◆ Selected text ◆

◆ ◆ ◆ ◆ ◆

From all of the activity I'd had for all those years, I knew how my body worked, and much like throwing a football, a good vertical jump required both an understanding of the mechanics of jumping, and a fundamental desire to practice those mechanics over and over again until it was simply a natural expression of movement. Having spent a lot of time on an actual basketball court (and not just a gravel driveway jumping off a log) in an era when Michael Jordan was coming of age (in the NBA) meant that there was a lot of focus on dunking, and I spent a lot of time figuring out how to jump higher and higher. At my best I might have had close to a forty inch vertical, but likely close to three feet at any time from the later 80s and into the 90s and beyond. The summer of 1993 was no exception. And the court we were playing on was attached to an elementary school. The hoops might have been nine feet high. I'd played a lot on these hoops the previous summer, and I knew what I was capable of on a nine foot hoop. Dr. J, remember.

Barely two minutes into the game, our team got a rebound which was quickly outletted to me, and I had a fast break with only one defender back. For whatever reason, I think mostly because he was inexperienced, but also unaware of what I was about to do, this defender continued to back in closer to the hoop. I knew exactly how far away I could jump from and still get to the hoop. And that was when I was there by myself, just practicing, fooling around. In game time, with the hopes and dreams of a half dozen junior high boys riding on these things, the adrenalin was already pumping, and I wasn't letting anyone down. As my defender backed in, I could feel the rush. I left the ground about eight or ten from the hoop, sailed past his shoulder, and hammered that ball home. "He just jumped right over me..." he said to his friends. My teammates exploded with screams of pure joy. The game was on. My favourite part of that story is that I am still friends with a couple of the high school guys who were there that day. We played hours and hours and hours of basketball the rest of that summer and throughout 1994.

In 1995, Laura and I moved to Lord Roberts. Through a job I had at the time, I heard about some pickup basketball happening at a high school in Fort Garry. Some of the guys playing pick up also played in a touch football league, and after seeing me play basketball the first few weeks, asked if I'd be interested in coming to play football with them. Would I?!

That was a run of three or four years in the A-Division of touch football with the Ratz. I played against guys like James Murphy, and a few times with guys like Joe Poplawski, Willard Reaves, Darren Yewchyn. One or two of those years, we were champs.

The Ratz disbanded in the late 90s, and a few of the players got together on a new team known as the Nationals. When that team died, I got a phone call from another team, and the following year was playing on two different teams in different leagues.

◆ ◆ ◆ ◆ ◆

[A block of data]
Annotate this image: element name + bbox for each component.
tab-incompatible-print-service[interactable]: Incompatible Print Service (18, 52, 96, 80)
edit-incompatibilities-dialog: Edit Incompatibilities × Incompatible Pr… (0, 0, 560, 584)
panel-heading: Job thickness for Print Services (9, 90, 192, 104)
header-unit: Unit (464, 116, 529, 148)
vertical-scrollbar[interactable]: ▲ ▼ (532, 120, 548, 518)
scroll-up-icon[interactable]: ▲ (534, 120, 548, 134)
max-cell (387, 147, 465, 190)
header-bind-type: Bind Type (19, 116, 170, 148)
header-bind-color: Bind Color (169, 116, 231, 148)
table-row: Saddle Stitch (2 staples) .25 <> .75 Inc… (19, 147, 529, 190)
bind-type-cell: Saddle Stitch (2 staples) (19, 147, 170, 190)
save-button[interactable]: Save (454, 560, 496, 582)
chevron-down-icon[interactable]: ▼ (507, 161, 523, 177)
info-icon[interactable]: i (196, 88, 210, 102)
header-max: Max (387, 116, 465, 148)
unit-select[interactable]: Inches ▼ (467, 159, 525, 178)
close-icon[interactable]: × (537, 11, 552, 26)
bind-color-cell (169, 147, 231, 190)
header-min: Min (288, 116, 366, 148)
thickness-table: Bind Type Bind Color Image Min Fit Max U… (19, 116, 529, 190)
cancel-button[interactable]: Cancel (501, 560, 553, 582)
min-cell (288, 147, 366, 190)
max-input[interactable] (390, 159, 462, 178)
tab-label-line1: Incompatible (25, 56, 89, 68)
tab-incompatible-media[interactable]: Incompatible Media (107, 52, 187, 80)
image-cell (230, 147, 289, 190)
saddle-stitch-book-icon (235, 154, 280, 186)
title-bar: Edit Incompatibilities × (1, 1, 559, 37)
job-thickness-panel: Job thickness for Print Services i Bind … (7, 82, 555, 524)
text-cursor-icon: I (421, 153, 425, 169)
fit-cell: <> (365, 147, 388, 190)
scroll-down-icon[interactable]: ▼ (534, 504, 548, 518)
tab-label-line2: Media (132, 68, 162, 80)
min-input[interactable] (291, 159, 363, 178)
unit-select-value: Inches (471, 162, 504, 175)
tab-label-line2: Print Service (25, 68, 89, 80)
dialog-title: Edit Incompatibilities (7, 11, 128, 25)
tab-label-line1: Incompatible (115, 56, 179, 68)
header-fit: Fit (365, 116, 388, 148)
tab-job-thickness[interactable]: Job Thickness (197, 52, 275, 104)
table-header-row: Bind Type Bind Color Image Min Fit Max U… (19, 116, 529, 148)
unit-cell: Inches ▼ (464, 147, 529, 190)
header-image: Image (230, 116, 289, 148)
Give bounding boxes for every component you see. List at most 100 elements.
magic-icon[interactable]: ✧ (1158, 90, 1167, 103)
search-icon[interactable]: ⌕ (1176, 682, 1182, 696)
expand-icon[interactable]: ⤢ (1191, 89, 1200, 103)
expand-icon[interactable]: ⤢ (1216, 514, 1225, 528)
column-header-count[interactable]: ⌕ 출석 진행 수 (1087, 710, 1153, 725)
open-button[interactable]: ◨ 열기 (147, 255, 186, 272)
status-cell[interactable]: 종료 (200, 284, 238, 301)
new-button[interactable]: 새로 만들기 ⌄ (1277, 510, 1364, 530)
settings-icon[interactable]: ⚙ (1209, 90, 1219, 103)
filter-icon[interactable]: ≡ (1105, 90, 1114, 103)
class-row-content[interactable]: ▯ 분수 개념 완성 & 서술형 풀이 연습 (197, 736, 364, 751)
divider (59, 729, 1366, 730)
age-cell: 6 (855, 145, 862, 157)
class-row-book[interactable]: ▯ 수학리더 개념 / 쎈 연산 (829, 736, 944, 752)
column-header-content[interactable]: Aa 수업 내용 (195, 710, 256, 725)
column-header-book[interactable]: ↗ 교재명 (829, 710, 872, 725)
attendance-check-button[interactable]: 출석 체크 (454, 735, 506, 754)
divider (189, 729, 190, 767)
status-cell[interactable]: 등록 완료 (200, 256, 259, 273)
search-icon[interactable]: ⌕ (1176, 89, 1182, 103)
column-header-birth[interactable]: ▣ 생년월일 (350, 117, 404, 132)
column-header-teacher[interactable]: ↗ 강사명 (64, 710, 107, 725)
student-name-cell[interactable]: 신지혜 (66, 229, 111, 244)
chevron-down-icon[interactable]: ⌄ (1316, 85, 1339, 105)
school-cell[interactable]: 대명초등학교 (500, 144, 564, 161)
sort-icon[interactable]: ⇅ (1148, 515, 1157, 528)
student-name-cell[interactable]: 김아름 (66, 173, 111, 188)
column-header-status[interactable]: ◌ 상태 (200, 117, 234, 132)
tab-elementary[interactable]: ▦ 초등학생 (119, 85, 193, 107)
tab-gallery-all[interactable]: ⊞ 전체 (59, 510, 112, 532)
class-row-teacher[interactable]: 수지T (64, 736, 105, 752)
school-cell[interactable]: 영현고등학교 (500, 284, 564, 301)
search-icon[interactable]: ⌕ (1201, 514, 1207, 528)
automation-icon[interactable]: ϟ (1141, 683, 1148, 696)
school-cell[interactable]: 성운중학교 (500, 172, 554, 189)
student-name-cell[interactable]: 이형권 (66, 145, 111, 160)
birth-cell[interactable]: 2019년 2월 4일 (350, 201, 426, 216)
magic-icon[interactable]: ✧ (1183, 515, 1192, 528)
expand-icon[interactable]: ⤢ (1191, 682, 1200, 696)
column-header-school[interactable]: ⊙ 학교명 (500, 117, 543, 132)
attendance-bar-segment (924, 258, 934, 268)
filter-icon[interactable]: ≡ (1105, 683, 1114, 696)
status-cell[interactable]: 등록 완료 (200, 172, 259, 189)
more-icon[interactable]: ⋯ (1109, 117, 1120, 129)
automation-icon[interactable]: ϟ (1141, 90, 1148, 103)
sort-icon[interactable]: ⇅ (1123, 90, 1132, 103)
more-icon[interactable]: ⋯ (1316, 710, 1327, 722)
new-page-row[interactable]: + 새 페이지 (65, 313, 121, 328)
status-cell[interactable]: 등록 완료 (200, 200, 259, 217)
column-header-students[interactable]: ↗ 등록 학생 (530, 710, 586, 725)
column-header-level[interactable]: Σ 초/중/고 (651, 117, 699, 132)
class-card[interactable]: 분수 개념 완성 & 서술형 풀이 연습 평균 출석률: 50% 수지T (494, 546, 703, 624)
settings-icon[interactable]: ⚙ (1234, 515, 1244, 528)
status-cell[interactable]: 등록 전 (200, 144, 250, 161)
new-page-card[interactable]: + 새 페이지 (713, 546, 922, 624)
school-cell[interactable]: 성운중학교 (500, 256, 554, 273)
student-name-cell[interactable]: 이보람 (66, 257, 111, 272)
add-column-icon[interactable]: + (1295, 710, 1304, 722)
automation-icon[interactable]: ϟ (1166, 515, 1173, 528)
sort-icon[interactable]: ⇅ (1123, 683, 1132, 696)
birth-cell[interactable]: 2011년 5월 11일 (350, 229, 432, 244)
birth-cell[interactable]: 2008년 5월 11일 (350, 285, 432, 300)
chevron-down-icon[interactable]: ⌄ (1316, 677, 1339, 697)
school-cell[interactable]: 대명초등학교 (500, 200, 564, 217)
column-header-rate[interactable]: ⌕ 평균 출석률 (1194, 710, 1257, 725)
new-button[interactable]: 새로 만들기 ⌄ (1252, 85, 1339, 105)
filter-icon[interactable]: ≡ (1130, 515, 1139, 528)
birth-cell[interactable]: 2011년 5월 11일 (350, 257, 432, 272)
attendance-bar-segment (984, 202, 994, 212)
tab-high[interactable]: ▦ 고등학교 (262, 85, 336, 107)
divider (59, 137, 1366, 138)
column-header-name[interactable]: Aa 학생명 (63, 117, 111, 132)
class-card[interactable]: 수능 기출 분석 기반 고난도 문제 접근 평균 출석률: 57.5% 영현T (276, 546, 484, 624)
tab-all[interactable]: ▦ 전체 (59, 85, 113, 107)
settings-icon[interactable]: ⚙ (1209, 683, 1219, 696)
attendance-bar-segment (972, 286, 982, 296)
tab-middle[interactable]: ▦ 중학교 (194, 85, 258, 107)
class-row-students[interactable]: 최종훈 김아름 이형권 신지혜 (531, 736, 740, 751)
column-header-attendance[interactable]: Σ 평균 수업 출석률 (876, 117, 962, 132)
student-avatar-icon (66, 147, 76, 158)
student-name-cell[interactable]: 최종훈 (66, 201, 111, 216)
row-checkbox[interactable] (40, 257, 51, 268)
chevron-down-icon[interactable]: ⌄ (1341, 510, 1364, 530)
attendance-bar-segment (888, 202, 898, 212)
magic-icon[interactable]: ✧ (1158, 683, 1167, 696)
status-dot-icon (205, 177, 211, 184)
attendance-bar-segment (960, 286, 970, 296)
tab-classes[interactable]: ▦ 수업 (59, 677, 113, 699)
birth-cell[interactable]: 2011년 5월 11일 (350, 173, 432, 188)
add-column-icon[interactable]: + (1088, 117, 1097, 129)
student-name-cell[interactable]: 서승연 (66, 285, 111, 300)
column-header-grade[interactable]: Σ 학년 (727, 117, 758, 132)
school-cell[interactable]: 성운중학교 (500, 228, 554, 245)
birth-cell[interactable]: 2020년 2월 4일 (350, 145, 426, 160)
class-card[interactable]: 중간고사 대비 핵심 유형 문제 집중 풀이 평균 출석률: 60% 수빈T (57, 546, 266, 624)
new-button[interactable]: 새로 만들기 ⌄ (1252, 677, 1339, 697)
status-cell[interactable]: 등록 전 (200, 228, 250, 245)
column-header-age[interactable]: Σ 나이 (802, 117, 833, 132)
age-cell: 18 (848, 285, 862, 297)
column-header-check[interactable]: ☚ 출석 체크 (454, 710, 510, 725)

◆ ◆ ◆ ◆ ◆

◆ The exercise ◆
Decide whether each statement agrees with the passage about basketball and touch football, answering yes or no and quoting the words of the passage that settle it: (a) The hoops at the elementary school court might have been nine feet high. (b) The move to Lord Roberts happened in 1993. (c) The Ratz were champions in every year of that run. The material comes from a separate source.

◆ Written response ◆
(a) Yes: "The hoops might have been nine feet high."
(b) No: "In 1995, Laura and I moved to Lord Roberts."
(c) No: "One or two of those years, we were champs."